- **Written task**:
Check each line of the listing below for the word "this" and say how many lines have it. Nothing else should be written.

- **Dataset content**:
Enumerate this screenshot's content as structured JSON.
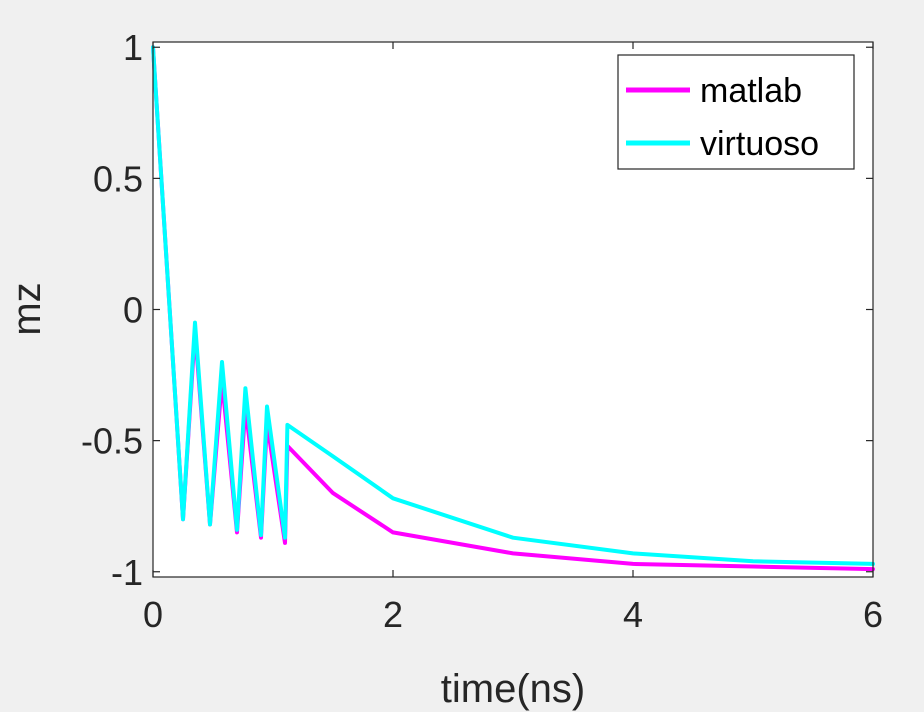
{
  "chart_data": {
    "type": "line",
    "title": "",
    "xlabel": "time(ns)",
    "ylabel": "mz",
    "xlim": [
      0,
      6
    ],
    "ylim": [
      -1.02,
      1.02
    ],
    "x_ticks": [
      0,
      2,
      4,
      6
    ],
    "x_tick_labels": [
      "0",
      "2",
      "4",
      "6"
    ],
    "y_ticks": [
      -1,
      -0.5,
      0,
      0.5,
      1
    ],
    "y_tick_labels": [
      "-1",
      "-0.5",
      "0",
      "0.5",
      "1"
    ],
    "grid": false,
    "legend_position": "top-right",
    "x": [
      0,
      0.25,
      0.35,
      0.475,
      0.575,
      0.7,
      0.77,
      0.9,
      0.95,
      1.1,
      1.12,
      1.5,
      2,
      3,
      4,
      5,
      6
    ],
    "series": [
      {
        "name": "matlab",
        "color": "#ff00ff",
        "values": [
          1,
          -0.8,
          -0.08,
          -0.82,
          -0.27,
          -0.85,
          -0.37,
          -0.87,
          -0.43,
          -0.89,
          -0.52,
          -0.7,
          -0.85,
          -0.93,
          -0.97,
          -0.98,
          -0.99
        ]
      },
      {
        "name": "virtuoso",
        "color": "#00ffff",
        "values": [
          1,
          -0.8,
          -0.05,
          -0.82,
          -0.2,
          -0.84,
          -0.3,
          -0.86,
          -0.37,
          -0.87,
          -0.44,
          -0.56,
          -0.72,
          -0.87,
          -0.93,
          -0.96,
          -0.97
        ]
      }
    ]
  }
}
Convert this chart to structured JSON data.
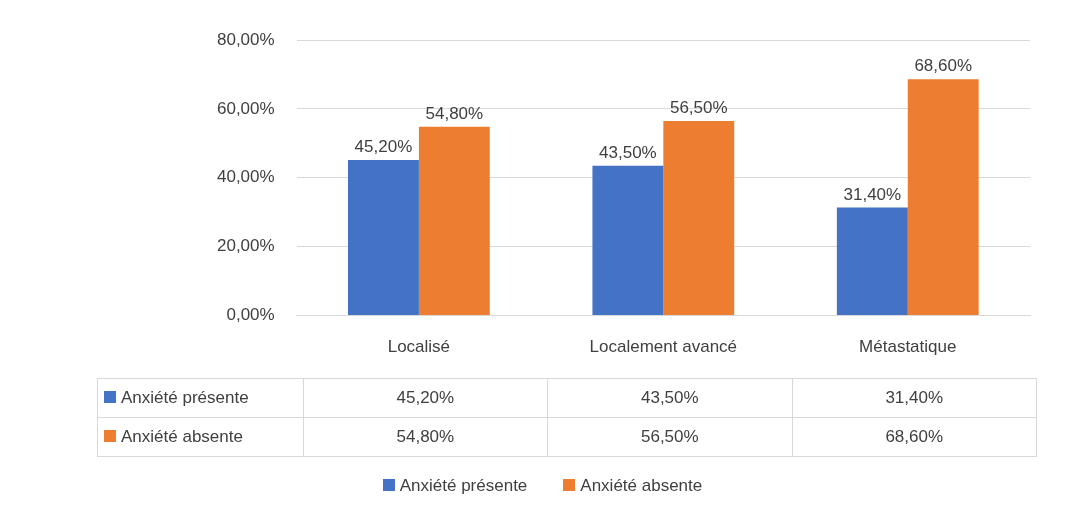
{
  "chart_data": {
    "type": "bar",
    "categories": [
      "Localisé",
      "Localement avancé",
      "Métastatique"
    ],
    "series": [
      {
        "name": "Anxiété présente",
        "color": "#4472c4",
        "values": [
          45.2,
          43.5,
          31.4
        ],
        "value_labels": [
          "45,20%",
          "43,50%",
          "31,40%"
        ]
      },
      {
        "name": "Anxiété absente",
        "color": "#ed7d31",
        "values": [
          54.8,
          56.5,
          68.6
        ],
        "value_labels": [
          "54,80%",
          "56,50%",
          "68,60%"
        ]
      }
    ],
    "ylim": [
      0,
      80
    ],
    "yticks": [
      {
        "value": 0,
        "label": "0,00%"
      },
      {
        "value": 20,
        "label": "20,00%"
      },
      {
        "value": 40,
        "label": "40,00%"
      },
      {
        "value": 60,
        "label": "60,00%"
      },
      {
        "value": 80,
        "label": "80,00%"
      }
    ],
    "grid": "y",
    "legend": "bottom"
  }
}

- **Task output**:
2